DIRECTIONS.
Each line of the data that includes the string "here" is to be copied out.

Collected data entries
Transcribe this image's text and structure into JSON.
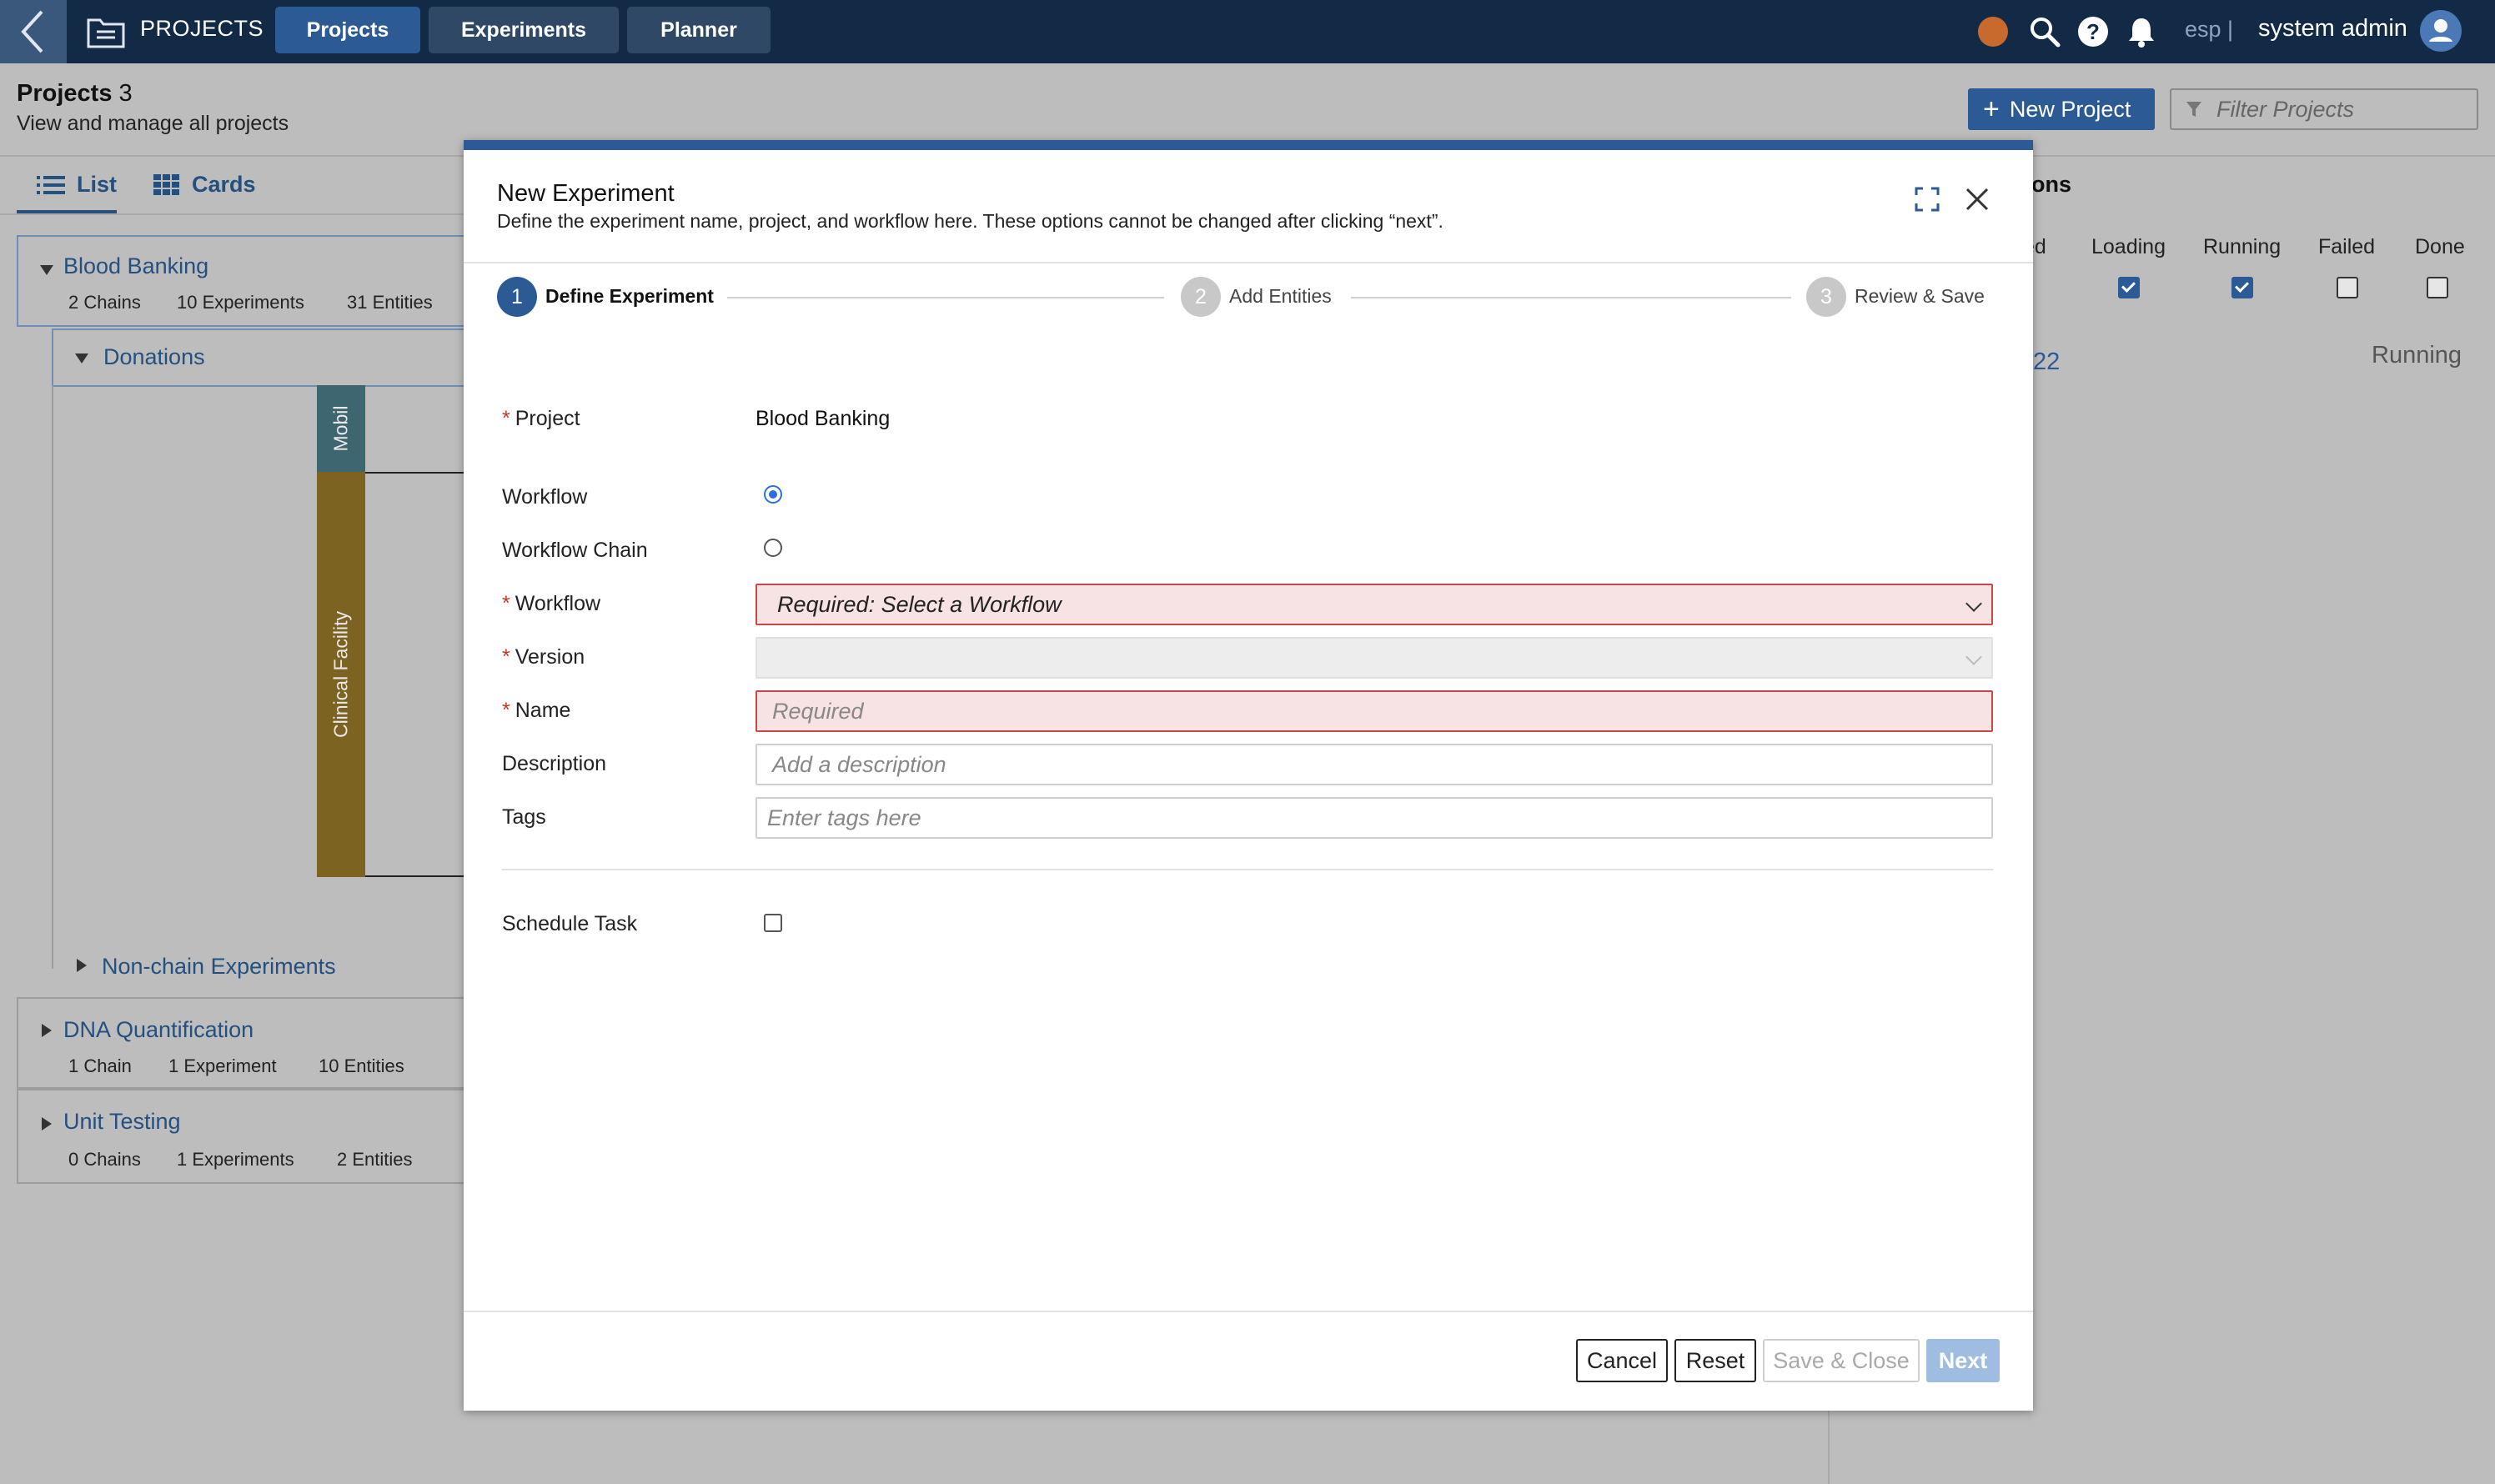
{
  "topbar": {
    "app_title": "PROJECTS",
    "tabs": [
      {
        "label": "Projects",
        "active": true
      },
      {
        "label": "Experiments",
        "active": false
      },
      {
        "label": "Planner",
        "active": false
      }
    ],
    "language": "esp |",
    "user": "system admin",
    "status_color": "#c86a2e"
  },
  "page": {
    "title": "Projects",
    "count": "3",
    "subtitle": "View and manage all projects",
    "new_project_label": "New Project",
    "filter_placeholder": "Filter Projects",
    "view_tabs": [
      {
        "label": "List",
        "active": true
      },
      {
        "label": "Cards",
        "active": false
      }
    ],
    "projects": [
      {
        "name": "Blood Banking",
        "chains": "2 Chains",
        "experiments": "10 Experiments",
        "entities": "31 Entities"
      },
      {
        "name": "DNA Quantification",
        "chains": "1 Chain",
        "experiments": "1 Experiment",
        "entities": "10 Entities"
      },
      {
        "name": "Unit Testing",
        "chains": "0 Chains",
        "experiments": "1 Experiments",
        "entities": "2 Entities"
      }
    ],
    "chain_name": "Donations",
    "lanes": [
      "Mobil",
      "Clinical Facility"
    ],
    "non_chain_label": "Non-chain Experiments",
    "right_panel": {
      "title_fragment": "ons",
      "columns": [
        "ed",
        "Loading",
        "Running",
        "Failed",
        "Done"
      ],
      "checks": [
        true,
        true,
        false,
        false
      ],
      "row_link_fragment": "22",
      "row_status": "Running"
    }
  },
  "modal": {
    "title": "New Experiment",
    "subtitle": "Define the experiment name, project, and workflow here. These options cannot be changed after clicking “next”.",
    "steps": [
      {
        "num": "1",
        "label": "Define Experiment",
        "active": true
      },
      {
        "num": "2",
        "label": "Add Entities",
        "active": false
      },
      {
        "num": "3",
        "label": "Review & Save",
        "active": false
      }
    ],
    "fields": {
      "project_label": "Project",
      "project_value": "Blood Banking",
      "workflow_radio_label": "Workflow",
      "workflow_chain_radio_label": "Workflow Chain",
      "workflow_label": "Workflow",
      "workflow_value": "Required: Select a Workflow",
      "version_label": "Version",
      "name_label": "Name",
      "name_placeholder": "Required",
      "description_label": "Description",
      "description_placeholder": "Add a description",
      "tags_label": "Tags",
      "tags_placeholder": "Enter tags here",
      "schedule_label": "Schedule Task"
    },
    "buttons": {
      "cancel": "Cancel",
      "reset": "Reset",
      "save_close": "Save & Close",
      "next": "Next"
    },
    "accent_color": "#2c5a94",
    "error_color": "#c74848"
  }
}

==

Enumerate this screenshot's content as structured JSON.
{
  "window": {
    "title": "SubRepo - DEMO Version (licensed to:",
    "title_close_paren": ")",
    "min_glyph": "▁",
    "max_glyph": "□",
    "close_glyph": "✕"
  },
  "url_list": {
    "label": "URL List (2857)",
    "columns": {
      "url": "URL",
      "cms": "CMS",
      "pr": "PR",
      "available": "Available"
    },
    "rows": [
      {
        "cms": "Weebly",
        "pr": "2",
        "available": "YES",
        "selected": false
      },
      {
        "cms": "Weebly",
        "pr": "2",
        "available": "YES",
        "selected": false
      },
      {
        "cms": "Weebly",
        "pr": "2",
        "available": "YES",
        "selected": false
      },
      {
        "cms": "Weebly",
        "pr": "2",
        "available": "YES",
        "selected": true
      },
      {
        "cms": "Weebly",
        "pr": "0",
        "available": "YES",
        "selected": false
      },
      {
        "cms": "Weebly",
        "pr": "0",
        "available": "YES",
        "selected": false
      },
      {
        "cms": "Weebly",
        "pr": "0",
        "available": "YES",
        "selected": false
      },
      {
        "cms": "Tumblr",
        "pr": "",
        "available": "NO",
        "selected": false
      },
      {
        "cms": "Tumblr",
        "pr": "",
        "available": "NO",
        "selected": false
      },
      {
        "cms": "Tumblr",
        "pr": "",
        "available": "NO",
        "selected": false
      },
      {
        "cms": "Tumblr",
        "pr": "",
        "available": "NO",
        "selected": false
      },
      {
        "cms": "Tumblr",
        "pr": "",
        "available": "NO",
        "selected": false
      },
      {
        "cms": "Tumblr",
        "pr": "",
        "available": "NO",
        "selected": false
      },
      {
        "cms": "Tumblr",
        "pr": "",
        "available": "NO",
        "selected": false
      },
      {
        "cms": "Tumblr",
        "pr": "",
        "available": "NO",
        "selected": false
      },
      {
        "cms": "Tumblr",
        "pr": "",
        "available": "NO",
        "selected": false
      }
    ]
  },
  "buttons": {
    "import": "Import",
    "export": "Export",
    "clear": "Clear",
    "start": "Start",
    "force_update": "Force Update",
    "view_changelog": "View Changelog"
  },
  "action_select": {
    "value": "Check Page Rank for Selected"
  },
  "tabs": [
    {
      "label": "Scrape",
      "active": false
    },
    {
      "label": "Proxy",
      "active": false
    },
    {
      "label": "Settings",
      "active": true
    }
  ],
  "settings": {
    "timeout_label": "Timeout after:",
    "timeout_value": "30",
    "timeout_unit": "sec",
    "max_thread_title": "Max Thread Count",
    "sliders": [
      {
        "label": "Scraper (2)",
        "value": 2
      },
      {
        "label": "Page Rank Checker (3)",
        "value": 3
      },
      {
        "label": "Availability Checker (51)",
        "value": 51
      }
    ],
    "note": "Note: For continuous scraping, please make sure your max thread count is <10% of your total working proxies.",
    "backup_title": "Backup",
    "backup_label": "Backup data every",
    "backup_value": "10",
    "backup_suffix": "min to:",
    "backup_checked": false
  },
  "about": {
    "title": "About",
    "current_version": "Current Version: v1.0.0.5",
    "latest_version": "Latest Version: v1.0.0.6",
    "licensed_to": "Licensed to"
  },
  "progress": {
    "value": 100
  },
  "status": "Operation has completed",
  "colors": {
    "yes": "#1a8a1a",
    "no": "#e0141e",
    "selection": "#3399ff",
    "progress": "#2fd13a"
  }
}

--

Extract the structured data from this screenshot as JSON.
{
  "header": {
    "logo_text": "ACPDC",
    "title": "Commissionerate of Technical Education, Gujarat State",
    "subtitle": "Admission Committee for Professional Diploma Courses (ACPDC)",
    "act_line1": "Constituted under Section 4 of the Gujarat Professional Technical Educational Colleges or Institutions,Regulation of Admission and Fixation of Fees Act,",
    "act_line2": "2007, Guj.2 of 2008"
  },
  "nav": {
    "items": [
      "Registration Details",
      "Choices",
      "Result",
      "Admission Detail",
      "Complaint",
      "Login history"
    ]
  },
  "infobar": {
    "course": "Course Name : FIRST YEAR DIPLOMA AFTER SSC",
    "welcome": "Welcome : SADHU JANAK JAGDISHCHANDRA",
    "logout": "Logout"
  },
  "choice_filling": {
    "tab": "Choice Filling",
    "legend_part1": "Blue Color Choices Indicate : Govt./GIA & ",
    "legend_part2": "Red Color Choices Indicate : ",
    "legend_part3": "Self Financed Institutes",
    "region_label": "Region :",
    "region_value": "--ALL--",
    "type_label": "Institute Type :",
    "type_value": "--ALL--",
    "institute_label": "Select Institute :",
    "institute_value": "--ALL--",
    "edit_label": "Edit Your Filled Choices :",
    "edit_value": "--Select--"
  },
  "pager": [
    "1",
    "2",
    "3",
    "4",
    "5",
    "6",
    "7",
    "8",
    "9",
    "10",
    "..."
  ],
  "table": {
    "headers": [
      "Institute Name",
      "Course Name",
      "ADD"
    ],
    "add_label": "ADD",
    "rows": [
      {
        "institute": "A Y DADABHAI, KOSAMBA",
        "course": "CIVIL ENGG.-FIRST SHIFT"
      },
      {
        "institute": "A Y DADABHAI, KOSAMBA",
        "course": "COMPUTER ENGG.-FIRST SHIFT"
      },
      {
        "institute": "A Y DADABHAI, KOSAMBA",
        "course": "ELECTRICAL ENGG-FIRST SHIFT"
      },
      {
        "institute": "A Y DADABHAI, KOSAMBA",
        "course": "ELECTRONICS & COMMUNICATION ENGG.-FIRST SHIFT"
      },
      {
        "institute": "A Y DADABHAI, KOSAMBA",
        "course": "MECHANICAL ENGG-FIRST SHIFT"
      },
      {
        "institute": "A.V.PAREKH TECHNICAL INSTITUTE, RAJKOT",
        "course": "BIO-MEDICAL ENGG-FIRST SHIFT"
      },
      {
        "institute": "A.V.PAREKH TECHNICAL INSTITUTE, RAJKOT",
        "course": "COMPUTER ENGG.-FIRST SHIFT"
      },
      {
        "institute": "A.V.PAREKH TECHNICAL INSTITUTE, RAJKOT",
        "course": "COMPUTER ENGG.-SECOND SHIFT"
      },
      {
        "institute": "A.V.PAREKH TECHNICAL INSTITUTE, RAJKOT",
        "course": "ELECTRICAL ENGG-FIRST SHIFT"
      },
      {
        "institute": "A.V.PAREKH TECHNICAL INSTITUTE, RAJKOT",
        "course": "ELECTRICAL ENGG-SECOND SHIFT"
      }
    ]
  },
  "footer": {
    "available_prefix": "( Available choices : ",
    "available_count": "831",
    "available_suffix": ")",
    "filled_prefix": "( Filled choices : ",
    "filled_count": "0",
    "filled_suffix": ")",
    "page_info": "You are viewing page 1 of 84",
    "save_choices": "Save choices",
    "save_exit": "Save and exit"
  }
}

OUTPUT FOR THIS EXERCISE.
    "subtitle": "Define the experiment name, project, and workflow here. These options cannot be changed after clicking “next”.",
      "tags_placeholder": "Enter tags here",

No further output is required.